● Exercise task: Repeat everything in the material exactly.

● Available records:
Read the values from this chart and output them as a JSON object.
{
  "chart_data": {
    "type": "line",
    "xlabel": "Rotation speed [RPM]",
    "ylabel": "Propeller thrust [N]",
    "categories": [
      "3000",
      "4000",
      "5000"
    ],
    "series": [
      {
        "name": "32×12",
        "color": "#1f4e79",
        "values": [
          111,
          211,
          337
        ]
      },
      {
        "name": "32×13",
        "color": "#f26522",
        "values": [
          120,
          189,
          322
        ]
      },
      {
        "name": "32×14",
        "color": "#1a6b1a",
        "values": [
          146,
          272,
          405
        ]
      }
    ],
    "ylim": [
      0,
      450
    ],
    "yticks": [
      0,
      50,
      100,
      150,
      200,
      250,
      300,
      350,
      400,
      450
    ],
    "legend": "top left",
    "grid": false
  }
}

● Written response:
Read the values from this chart and output them as a JSON object.
{
  "chart_data": {
    "type": "line",
    "xlabel": "Rotation speed [RPM]",
    "ylabel": "Propeller thrust [N]",
    "categories": [
      "3000",
      "4000",
      "5000"
    ],
    "series": [
      {
        "name": "32×12",
        "color": "#1f4e79",
        "values": [
          111,
          211,
          337
        ]
      },
      {
        "name": "32×13",
        "color": "#f26522",
        "values": [
          120,
          189,
          322
        ]
      },
      {
        "name": "32×14",
        "color": "#1a6b1a",
        "values": [
          146,
          272,
          405
        ]
      }
    ],
    "ylim": [
      0,
      450
    ],
    "yticks": [
      0,
      50,
      100,
      150,
      200,
      250,
      300,
      350,
      400,
      450
    ],
    "legend": "top left",
    "grid": false
  }
}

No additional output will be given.